**STATED EXERCISE**
Find the lines holding "summary" and copy them.

(Stored data)
[start]

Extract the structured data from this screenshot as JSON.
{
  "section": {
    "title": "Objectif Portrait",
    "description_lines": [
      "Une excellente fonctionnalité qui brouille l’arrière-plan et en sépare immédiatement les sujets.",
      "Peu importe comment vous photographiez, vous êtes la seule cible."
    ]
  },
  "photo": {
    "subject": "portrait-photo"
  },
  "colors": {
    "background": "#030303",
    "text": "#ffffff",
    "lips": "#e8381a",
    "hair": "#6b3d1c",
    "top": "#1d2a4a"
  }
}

[end]
[start]

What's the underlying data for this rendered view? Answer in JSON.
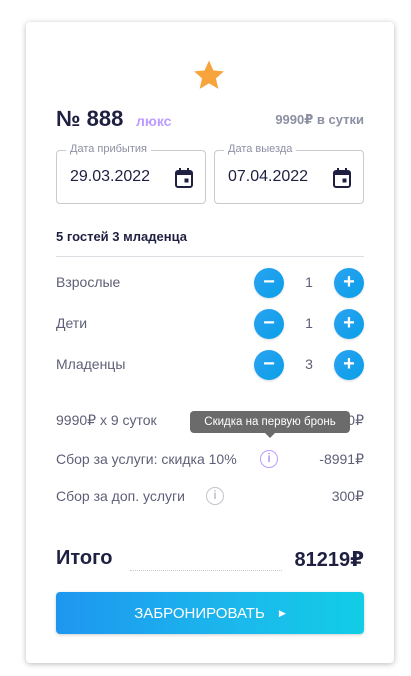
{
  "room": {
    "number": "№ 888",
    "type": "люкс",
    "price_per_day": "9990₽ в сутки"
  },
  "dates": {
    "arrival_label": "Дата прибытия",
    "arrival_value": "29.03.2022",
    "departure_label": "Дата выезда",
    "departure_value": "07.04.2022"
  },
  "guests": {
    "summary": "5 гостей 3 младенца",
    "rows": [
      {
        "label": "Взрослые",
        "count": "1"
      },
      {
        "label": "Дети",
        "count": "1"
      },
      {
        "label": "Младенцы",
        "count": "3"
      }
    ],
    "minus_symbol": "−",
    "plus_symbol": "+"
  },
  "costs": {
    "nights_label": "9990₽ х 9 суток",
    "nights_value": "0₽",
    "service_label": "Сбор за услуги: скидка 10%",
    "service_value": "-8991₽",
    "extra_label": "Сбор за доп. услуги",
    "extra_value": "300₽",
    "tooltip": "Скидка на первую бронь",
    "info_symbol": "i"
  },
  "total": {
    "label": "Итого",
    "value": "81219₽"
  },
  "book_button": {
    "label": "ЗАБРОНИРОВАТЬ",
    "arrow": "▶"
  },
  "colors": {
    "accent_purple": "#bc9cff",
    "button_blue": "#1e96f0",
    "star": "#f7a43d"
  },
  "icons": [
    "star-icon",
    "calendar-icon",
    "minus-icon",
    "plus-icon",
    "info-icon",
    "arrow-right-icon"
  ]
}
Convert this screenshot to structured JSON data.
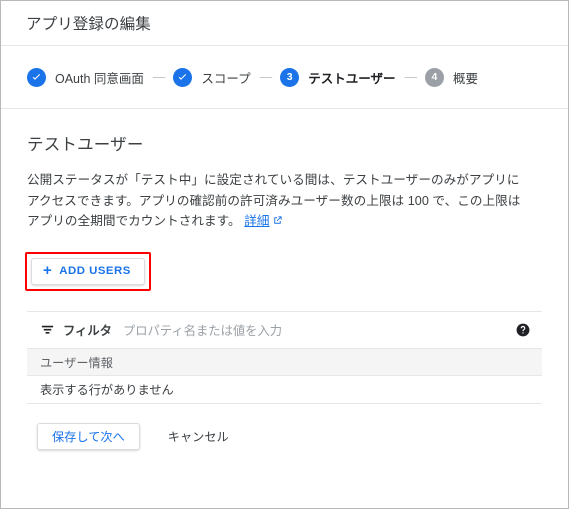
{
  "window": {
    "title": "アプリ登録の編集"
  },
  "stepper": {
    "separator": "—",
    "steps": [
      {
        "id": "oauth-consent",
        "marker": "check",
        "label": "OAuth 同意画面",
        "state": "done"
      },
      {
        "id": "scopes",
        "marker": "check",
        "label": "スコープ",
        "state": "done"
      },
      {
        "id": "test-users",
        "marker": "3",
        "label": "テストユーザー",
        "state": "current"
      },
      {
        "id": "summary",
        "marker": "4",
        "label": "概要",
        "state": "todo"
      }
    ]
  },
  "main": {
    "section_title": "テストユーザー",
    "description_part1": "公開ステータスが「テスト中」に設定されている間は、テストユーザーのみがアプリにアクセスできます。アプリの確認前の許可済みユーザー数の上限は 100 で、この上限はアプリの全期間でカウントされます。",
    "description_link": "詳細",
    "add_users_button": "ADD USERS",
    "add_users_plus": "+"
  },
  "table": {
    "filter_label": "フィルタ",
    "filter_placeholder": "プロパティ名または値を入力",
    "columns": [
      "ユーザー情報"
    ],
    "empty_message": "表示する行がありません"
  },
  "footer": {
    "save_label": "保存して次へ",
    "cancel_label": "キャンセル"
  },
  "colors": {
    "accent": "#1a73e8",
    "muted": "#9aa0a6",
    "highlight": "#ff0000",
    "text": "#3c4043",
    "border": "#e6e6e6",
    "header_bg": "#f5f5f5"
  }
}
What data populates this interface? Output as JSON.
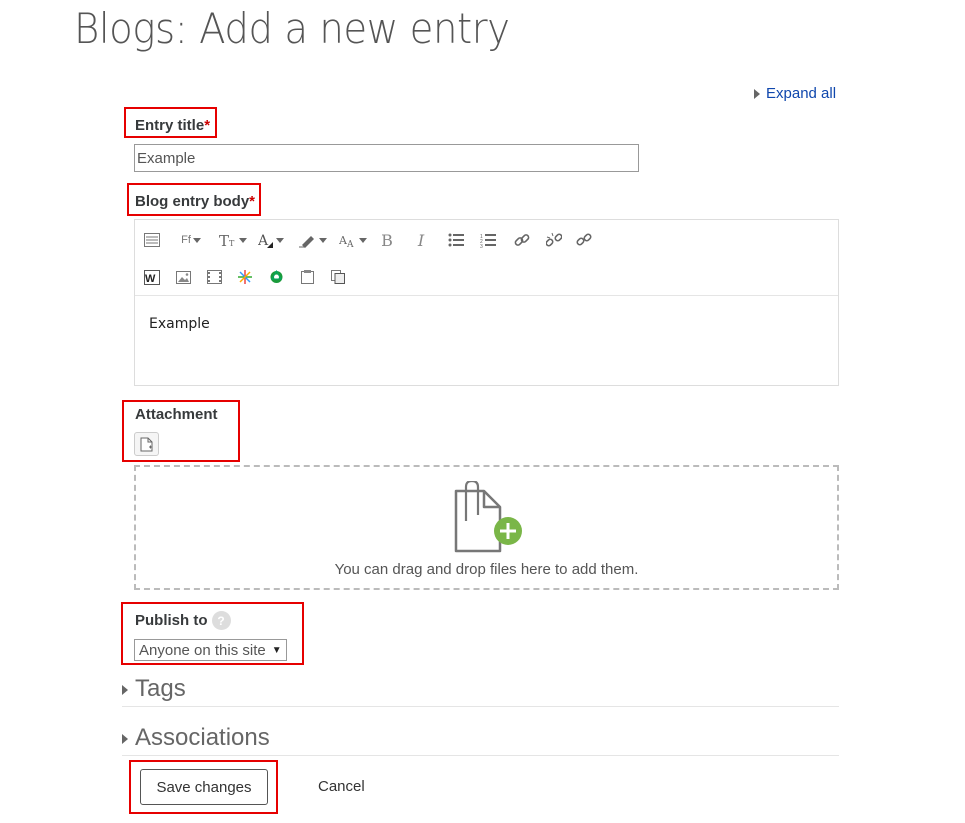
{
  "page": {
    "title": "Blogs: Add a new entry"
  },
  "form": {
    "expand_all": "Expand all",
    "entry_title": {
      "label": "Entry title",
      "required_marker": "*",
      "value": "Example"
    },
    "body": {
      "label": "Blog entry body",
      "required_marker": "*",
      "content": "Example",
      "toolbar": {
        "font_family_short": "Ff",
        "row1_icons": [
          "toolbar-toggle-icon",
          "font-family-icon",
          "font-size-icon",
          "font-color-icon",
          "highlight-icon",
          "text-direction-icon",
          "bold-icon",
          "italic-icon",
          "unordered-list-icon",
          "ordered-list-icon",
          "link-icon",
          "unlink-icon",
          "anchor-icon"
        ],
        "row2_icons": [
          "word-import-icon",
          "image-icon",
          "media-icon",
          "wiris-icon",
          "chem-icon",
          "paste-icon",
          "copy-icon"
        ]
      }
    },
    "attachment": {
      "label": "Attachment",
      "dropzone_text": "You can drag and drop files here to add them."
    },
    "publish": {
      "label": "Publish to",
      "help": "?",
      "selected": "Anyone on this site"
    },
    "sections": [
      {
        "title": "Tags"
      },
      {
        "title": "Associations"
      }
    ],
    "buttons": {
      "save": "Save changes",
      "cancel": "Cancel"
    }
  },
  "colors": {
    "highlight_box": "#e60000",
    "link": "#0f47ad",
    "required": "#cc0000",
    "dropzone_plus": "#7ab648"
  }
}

[end]

**PROBLEM SOLUTION**
    "summary": "5 гостей 3 младенца",
        "id": "summary",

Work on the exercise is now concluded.